-- begin Text passage --
Sometimes you find yourself trying to debug a problem with SELinux, specially during software development or while packaging new software features.
I have found this with neutron agents to happen quite often, as new system interactions are developed. Disabling selinux during development is generally a bad idea, because you’ll discover such problems later in time and under higher pressure (release deadlines).
Here I show a recipe, from Kashyap Chamarthy, to find out what rules are missing, and generate a possible SELinux policy:
Make sure selinux is enabled
sudo su - setenforce 1
Clear your audit log, and supposing the problem was in neutron-dhcp-agent, restart it.
> /var/log/audit/audit.log systemctl restart neutron-dhcp-agent
Wait for the problem to be reproduced..
-- end Text passage --
[Objective 1] Copy word for word the stretch of the SELinux passage from "I have found" through "to be reproduced..".
[Objective 2] Why does the SELinux passage call disabling SELinux during development a bad idea?
[Objective 3] Can you write the next part of the SELinux passage, picking up after its last sentence?
The lines that come next have no connection to the SELinux passage.
-- begin Raw data --
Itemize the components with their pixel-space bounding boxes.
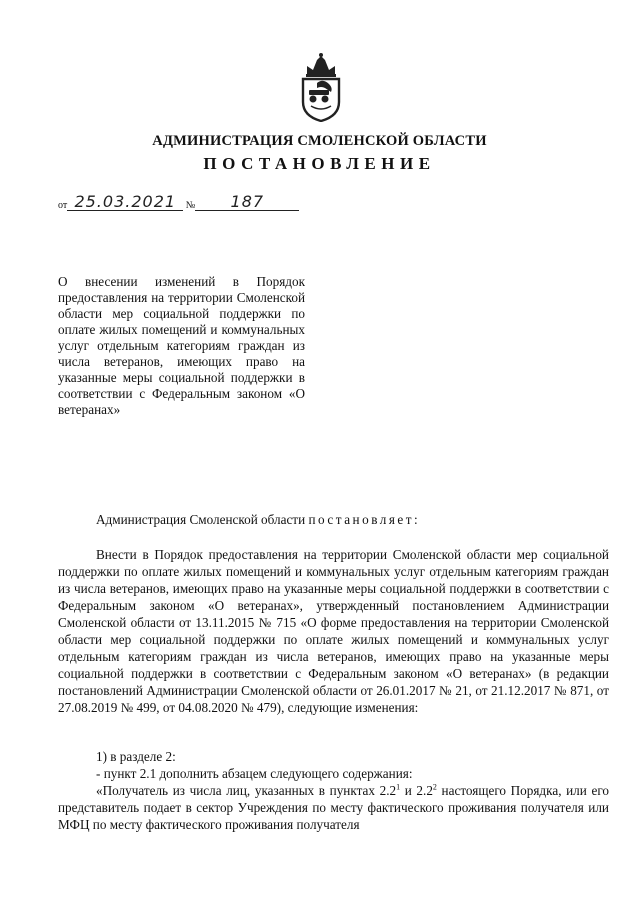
-- end Raw data --
[Final answer 1]
I have found this with neutron agents to happen quite often, as new system interactions are developed. Disabling selinux during development is generally a bad idea, because you’ll discover such problems later in time and under higher pressure (release deadlines).
Here I show a recipe, from Kashyap Chamarthy, to find out what rules are missing, and generate a possible SELinux policy:
Make sure selinux is enabled
sudo su - setenforce 1
Clear your audit log, and supposing the problem was in neutron-dhcp-agent, restart it.
> /var/log/audit/audit.log systemctl restart neutron-dhcp-agent
Wait for the problem to be reproduced..

[Final answer 2] If SELinux is disabled during development, the problems are discovered later and under higher pressure, such as release deadlines.

[Final answer 3]
Find what you got, and create a reference policy
cat /var/log/audit/audit.log cat /var/log/audit/audit.log | audit2allow -R
At that point, report a bug so you get those policies incorporated in advance. Give a good description of what’s blocked by the policies, and why does it need to be unblocked. Now you can generate a policy, and install it locally:
You can generate a SELinux loadable module to move on without disabling the whole SELinux:
cat /var/log/audit/audit.log | audit2allow -a -M neutron
And you can also install it in runtime
semodule -i neutron.pp
Restart neutron-dhcp-agent (or re-trigger the problem to make sure it’s fixed)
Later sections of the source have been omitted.